* SHORT TASK:
Identify all lines of the data containing the string "JSON" and copy them.

----- DATA SUPPLIED -----

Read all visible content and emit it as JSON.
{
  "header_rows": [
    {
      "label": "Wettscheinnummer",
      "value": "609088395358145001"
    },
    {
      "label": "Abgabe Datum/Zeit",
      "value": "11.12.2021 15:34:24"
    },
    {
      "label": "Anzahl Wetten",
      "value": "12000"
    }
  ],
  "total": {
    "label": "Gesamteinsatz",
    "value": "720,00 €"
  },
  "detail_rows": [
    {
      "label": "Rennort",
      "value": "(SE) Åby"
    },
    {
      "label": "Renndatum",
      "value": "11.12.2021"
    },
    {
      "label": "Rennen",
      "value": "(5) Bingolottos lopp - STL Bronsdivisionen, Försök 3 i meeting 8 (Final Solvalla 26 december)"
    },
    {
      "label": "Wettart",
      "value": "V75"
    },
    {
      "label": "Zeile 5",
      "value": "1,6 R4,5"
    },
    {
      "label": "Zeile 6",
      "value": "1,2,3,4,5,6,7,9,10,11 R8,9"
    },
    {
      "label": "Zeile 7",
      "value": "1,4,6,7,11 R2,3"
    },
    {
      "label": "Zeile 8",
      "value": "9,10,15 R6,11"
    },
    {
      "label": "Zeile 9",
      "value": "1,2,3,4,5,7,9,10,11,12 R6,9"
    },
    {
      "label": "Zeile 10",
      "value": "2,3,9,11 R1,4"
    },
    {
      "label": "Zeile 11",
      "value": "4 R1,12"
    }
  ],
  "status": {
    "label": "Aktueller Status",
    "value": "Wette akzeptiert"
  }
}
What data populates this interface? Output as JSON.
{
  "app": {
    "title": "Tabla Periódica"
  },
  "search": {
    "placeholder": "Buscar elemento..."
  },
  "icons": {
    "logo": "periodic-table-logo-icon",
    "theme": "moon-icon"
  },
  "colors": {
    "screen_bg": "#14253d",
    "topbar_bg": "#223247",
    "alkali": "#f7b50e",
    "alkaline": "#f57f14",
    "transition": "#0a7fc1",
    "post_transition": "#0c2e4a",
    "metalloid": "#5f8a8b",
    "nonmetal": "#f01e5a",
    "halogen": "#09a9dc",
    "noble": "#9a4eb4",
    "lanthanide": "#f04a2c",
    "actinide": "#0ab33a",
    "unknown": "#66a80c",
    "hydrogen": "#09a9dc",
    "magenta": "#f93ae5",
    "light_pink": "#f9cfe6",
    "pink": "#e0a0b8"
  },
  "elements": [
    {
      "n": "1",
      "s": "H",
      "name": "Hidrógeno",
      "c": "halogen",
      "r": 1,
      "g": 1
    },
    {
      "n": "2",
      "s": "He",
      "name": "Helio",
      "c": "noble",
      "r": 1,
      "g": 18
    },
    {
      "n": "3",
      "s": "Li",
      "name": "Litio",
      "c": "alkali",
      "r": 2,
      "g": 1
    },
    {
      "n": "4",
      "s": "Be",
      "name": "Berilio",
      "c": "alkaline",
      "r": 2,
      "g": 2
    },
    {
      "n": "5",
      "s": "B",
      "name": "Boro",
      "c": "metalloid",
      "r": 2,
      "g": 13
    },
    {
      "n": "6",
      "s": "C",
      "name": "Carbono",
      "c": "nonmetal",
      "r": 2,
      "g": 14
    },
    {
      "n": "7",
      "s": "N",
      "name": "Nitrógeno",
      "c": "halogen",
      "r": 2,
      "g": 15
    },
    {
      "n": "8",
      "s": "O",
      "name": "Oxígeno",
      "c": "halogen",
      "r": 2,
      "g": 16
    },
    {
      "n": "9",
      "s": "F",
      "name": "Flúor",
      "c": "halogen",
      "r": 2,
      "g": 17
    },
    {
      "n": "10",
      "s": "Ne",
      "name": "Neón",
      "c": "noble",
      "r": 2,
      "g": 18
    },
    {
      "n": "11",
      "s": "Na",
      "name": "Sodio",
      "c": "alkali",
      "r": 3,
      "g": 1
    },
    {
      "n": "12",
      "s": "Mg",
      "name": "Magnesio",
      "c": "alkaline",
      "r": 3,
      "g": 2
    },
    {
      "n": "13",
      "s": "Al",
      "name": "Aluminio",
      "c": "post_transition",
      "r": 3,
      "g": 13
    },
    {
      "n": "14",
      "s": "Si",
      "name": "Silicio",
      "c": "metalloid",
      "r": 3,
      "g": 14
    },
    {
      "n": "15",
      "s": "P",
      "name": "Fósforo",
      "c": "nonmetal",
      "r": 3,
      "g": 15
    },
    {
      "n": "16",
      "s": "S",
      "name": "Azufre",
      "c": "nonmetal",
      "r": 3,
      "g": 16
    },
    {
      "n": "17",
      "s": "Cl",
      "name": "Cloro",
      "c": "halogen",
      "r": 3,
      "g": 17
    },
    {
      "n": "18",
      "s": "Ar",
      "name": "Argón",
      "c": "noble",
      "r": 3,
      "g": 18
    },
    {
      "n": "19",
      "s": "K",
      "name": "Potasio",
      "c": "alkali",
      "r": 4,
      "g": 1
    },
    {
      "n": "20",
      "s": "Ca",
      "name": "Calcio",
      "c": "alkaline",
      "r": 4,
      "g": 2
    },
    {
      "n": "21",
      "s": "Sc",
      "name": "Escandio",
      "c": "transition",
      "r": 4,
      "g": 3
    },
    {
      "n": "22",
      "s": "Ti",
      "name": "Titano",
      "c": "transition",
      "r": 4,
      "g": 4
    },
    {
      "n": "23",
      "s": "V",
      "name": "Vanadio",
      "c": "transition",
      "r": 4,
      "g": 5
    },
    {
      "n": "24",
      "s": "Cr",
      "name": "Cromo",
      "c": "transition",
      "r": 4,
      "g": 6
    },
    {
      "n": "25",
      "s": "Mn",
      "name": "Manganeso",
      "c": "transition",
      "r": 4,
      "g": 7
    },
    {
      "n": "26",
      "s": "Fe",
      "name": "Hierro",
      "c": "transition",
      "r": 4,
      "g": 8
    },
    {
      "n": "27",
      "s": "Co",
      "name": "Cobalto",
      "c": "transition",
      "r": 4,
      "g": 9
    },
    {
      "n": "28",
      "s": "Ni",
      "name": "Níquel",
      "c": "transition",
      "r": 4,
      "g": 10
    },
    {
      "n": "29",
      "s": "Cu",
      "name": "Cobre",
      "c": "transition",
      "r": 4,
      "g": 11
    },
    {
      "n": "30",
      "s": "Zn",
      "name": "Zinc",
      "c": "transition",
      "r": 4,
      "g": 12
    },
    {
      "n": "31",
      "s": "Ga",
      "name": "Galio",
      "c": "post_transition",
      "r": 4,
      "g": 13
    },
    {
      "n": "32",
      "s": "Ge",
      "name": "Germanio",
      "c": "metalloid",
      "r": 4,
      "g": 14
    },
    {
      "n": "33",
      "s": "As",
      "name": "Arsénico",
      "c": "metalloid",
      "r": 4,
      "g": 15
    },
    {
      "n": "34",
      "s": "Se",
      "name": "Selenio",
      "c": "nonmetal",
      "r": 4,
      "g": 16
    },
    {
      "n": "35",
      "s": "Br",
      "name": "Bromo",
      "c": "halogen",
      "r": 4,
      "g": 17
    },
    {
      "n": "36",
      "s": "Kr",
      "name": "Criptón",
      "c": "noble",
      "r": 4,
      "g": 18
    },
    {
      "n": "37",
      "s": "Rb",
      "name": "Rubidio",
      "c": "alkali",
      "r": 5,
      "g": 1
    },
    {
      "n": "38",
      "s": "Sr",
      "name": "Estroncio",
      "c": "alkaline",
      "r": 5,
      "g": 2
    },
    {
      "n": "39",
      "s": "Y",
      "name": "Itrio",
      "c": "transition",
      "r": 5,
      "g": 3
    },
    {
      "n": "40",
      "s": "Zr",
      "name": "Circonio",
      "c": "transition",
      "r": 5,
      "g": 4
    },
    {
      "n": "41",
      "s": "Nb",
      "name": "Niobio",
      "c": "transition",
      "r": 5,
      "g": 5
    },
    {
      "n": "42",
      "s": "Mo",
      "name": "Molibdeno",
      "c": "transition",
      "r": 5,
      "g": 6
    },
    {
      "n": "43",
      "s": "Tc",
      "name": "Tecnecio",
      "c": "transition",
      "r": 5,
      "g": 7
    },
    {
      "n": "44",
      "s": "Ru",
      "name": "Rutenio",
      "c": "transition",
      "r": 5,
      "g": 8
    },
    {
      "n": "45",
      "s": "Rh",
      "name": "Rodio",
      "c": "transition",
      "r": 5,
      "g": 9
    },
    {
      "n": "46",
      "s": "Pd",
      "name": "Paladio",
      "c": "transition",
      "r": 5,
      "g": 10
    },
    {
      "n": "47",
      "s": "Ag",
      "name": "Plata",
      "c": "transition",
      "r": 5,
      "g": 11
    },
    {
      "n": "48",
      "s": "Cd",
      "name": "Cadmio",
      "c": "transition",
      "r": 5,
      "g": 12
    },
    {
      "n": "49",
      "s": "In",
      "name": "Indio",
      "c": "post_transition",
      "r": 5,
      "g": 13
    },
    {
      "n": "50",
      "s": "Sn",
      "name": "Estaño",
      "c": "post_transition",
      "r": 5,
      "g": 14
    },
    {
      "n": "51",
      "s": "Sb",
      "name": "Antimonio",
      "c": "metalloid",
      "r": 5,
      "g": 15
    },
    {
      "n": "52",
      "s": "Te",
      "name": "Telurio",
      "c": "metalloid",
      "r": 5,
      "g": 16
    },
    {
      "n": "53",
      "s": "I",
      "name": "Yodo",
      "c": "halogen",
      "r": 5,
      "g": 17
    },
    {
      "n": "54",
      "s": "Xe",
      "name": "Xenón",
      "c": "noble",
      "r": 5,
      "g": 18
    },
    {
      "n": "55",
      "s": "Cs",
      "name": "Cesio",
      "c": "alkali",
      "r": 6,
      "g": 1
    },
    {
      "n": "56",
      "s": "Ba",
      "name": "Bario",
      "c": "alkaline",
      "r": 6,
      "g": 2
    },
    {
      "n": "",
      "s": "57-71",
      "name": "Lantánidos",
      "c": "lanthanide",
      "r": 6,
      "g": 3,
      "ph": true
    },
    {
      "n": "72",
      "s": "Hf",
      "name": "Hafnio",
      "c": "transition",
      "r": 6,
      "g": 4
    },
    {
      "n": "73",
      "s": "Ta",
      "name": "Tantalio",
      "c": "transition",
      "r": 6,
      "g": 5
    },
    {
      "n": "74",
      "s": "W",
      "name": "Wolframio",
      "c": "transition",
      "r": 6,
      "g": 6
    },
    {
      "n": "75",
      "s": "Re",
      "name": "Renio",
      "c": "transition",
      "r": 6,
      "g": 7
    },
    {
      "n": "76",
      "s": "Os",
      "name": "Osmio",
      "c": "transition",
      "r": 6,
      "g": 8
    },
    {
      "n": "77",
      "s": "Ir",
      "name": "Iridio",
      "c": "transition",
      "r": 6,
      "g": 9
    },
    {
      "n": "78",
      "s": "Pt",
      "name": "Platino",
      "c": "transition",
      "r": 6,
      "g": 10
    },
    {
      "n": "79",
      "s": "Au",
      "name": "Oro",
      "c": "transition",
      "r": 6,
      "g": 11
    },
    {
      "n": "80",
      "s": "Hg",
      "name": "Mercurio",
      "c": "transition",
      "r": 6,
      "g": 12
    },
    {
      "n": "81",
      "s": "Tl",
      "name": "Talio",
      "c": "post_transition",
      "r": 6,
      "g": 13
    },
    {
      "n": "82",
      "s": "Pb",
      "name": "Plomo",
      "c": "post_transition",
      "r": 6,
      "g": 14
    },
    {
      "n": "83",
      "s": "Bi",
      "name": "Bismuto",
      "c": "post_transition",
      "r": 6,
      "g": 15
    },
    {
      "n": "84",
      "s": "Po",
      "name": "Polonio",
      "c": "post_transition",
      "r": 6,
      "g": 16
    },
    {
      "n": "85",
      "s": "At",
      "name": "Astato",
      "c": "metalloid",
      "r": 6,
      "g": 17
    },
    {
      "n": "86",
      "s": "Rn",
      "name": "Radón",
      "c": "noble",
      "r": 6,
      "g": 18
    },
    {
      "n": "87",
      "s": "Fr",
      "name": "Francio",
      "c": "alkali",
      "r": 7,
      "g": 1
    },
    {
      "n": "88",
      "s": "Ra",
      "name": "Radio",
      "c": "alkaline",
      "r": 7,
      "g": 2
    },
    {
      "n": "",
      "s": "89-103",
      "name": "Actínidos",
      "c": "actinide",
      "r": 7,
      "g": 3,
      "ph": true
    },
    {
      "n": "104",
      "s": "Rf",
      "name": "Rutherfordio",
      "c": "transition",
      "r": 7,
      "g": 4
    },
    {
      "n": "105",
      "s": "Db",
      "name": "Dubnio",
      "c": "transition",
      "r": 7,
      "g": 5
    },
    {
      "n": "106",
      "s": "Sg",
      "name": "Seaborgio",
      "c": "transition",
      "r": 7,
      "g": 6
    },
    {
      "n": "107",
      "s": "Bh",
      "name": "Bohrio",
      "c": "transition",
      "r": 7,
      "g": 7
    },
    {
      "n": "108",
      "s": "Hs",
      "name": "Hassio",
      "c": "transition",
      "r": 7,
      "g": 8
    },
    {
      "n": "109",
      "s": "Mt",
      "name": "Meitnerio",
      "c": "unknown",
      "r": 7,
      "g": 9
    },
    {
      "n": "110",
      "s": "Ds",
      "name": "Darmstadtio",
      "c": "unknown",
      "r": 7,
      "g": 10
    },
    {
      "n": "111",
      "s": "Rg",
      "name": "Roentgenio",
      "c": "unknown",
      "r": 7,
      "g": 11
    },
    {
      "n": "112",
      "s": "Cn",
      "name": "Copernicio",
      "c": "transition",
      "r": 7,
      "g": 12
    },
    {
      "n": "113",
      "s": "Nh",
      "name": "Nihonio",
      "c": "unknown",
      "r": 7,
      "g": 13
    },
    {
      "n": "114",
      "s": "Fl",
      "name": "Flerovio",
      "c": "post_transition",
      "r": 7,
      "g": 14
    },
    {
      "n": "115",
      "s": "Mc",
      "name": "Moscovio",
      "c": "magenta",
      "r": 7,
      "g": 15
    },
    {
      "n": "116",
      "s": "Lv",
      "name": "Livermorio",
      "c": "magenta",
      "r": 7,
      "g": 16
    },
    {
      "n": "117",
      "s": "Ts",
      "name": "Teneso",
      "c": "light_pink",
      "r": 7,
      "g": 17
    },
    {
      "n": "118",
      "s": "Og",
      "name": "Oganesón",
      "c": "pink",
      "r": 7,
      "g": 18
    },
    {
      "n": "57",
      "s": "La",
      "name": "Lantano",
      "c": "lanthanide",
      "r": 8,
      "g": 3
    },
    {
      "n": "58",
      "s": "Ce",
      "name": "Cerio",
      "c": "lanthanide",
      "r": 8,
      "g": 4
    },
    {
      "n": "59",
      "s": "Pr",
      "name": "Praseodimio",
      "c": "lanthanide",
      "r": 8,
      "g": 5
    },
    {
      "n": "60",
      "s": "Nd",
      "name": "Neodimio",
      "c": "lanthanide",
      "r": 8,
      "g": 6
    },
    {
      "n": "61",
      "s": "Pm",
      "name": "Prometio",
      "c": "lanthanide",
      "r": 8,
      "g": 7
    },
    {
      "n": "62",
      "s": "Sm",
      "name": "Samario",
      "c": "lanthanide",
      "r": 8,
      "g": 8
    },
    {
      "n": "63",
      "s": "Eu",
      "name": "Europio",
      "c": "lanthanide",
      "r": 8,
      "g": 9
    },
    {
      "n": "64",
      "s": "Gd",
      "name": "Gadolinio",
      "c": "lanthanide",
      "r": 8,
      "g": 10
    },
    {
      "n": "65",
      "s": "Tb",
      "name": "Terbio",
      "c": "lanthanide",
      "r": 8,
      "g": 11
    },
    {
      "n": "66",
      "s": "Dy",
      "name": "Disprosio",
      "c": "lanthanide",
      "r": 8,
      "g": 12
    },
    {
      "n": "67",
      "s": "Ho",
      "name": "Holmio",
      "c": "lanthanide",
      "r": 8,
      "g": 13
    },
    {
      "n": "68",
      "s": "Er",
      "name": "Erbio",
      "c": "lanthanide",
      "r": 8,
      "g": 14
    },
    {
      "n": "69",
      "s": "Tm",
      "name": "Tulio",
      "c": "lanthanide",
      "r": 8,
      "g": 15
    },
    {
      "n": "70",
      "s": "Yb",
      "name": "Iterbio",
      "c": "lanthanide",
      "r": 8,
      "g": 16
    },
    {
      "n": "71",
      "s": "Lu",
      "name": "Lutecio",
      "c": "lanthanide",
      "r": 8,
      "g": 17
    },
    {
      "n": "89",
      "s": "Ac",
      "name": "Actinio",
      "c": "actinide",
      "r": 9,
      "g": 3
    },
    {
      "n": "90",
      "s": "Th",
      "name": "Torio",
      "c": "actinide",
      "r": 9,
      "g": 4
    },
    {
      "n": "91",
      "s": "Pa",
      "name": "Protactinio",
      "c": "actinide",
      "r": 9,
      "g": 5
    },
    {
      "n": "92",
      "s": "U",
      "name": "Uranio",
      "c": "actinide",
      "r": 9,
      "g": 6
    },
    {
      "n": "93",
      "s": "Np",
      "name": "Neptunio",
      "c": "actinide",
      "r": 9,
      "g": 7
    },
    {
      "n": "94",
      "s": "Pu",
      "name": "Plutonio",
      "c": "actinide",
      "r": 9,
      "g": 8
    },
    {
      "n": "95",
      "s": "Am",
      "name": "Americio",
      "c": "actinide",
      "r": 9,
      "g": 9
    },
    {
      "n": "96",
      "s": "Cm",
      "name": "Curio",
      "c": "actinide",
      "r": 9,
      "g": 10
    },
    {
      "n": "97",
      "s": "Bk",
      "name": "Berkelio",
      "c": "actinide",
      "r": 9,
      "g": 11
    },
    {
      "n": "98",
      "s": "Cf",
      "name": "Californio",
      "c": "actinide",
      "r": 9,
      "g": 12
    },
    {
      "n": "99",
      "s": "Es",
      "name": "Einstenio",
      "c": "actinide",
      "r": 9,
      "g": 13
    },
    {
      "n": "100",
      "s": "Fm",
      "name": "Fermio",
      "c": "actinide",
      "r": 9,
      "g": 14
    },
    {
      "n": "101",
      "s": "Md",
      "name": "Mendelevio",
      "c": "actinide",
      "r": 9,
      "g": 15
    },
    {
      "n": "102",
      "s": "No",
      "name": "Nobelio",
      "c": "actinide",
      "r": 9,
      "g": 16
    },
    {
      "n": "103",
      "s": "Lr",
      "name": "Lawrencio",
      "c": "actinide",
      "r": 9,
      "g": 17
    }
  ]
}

-----

* TASK ANSWER:
Read all visible content and emit it as JSON.
What data populates this interface? Output as JSON.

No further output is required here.